## Written problem
What follows is a block of records; reproduce all of it verbatim.

**********

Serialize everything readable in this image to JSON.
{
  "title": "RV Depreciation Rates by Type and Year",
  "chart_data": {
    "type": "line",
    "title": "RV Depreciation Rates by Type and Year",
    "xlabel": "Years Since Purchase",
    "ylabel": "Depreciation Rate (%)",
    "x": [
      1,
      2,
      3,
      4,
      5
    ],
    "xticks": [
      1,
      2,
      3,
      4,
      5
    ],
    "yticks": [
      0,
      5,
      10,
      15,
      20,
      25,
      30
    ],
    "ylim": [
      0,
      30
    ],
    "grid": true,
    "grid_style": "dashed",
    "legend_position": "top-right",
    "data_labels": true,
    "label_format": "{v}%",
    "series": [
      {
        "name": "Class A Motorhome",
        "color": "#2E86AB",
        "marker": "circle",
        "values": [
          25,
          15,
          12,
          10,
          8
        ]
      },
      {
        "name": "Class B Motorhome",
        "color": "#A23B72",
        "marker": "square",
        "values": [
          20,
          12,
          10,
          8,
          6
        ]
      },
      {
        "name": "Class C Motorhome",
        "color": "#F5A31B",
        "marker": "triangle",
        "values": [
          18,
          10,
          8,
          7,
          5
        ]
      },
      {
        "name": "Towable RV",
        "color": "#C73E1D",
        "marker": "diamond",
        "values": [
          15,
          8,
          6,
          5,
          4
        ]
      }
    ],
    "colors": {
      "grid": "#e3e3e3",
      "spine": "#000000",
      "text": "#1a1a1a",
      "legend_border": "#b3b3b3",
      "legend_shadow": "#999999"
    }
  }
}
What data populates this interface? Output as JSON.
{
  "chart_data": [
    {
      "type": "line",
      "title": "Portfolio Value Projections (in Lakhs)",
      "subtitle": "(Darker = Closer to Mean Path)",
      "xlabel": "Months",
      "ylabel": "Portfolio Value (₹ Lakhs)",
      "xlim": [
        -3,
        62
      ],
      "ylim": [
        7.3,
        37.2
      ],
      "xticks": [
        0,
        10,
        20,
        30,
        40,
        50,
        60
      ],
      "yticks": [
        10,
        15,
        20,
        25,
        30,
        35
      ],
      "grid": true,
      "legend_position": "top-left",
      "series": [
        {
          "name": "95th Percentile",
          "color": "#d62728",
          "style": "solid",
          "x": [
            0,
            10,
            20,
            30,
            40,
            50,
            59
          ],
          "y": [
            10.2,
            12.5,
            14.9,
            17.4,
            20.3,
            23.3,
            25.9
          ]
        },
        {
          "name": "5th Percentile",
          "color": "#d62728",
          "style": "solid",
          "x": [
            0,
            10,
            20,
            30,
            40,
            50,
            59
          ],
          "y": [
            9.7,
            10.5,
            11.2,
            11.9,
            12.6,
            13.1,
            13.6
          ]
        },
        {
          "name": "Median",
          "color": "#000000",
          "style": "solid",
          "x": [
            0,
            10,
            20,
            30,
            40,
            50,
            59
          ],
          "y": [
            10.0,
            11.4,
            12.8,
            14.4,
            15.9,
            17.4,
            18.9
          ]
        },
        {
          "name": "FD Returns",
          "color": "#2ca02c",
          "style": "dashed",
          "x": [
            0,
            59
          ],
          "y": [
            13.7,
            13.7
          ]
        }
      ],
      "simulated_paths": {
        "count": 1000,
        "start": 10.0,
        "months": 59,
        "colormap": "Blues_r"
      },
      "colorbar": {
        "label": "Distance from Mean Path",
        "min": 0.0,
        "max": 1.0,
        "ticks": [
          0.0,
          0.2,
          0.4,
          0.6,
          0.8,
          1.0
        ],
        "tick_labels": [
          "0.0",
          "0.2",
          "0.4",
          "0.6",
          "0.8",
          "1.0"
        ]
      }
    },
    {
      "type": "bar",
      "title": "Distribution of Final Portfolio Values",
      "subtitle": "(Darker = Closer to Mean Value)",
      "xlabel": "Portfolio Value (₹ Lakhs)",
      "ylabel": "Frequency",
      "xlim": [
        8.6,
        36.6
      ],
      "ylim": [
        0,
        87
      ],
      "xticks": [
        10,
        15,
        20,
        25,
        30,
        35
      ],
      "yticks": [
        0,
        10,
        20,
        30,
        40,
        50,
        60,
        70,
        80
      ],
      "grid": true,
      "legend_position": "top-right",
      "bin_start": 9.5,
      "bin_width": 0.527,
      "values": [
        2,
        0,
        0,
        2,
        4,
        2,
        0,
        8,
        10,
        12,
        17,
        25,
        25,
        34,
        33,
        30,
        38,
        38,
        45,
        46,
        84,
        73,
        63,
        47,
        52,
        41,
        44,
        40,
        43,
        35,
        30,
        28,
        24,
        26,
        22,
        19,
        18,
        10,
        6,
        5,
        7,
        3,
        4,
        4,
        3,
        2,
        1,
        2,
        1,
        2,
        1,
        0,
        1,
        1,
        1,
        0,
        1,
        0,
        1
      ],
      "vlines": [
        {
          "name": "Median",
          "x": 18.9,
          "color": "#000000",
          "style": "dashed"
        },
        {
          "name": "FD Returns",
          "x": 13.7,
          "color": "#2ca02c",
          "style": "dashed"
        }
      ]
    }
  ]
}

**********

## Task result
Serialize everything readable in this image to JSON.
{
  "title": "RV Depreciation Rates by Type and Year",
  "chart_data": {
    "type": "line",
    "title": "RV Depreciation Rates by Type and Year",
    "xlabel": "Years Since Purchase",
    "ylabel": "Depreciation Rate (%)",
    "x": [
      1,
      2,
      3,
      4,
      5
    ],
    "xticks": [
      1,
      2,
      3,
      4,
      5
    ],
    "yticks": [
      0,
      5,
      10,
      15,
      20,
      25,
      30
    ],
    "ylim": [
      0,
      30
    ],
    "grid": true,
    "grid_style": "dashed",
    "legend_position": "top-right",
    "data_labels": true,
    "label_format": "{v}%",
    "series": [
      {
        "name": "Class A Motorhome",
        "color": "#2E86AB",
        "marker": "circle",
        "values": [
          25,
          15,
          12,
          10,
          8
        ]
      },
      {
        "name": "Class B Motorhome",
        "color": "#A23B72",
        "marker": "square",
        "values": [
          20,
          12,
          10,
          8,
          6
        ]
      },
      {
        "name": "Class C Motorhome",
        "color": "#F5A31B",
        "marker": "triangle",
        "values": [
          18,
          10,
          8,
          7,
          5
        ]
      },
      {
        "name": "Towable RV",
        "color": "#C73E1D",
        "marker": "diamond",
        "values": [
          15,
          8,
          6,
          5,
          4
        ]
      }
    ],
    "colors": {
      "grid": "#e3e3e3",
      "spine": "#000000",
      "text": "#1a1a1a",
      "legend_border": "#b3b3b3",
      "legend_shadow": "#999999"
    }
  }
}
What data populates this interface? Output as JSON.
{
  "chart_data": [
    {
      "type": "line",
      "title": "Portfolio Value Projections (in Lakhs)",
      "subtitle": "(Darker = Closer to Mean Path)",
      "xlabel": "Months",
      "ylabel": "Portfolio Value (₹ Lakhs)",
      "xlim": [
        -3,
        62
      ],
      "ylim": [
        7.3,
        37.2
      ],
      "xticks": [
        0,
        10,
        20,
        30,
        40,
        50,
        60
      ],
      "yticks": [
        10,
        15,
        20,
        25,
        30,
        35
      ],
      "grid": true,
      "legend_position": "top-left",
      "series": [
        {
          "name": "95th Percentile",
          "color": "#d62728",
          "style": "solid",
          "x": [
            0,
            10,
            20,
            30,
            40,
            50,
            59
          ],
          "y": [
            10.2,
            12.5,
            14.9,
            17.4,
            20.3,
            23.3,
            25.9
          ]
        },
        {
          "name": "5th Percentile",
          "color": "#d62728",
          "style": "solid",
          "x": [
            0,
            10,
            20,
            30,
            40,
            50,
            59
          ],
          "y": [
            9.7,
            10.5,
            11.2,
            11.9,
            12.6,
            13.1,
            13.6
          ]
        },
        {
          "name": "Median",
          "color": "#000000",
          "style": "solid",
          "x": [
            0,
            10,
            20,
            30,
            40,
            50,
            59
          ],
          "y": [
            10.0,
            11.4,
            12.8,
            14.4,
            15.9,
            17.4,
            18.9
          ]
        },
        {
          "name": "FD Returns",
          "color": "#2ca02c",
          "style": "dashed",
          "x": [
            0,
            59
          ],
          "y": [
            13.7,
            13.7
          ]
        }
      ],
      "simulated_paths": {
        "count": 1000,
        "start": 10.0,
        "months": 59,
        "colormap": "Blues_r"
      },
      "colorbar": {
        "label": "Distance from Mean Path",
        "min": 0.0,
        "max": 1.0,
        "ticks": [
          0.0,
          0.2,
          0.4,
          0.6,
          0.8,
          1.0
        ],
        "tick_labels": [
          "0.0",
          "0.2",
          "0.4",
          "0.6",
          "0.8",
          "1.0"
        ]
      }
    },
    {
      "type": "bar",
      "title": "Distribution of Final Portfolio Values",
      "subtitle": "(Darker = Closer to Mean Value)",
      "xlabel": "Portfolio Value (₹ Lakhs)",
      "ylabel": "Frequency",
      "xlim": [
        8.6,
        36.6
      ],
      "ylim": [
        0,
        87
      ],
      "xticks": [
        10,
        15,
        20,
        25,
        30,
        35
      ],
      "yticks": [
        0,
        10,
        20,
        30,
        40,
        50,
        60,
        70,
        80
      ],
      "grid": true,
      "legend_position": "top-right",
      "bin_start": 9.5,
      "bin_width": 0.527,
      "values": [
        2,
        0,
        0,
        2,
        4,
        2,
        0,
        8,
        10,
        12,
        17,
        25,
        25,
        34,
        33,
        30,
        38,
        38,
        45,
        46,
        84,
        73,
        63,
        47,
        52,
        41,
        44,
        40,
        43,
        35,
        30,
        28,
        24,
        26,
        22,
        19,
        18,
        10,
        6,
        5,
        7,
        3,
        4,
        4,
        3,
        2,
        1,
        2,
        1,
        2,
        1,
        0,
        1,
        1,
        1,
        0,
        1,
        0,
        1
      ],
      "vlines": [
        {
          "name": "Median",
          "x": 18.9,
          "color": "#000000",
          "style": "dashed"
        },
        {
          "name": "FD Returns",
          "x": 13.7,
          "color": "#2ca02c",
          "style": "dashed"
        }
      ]
    }
  ]
}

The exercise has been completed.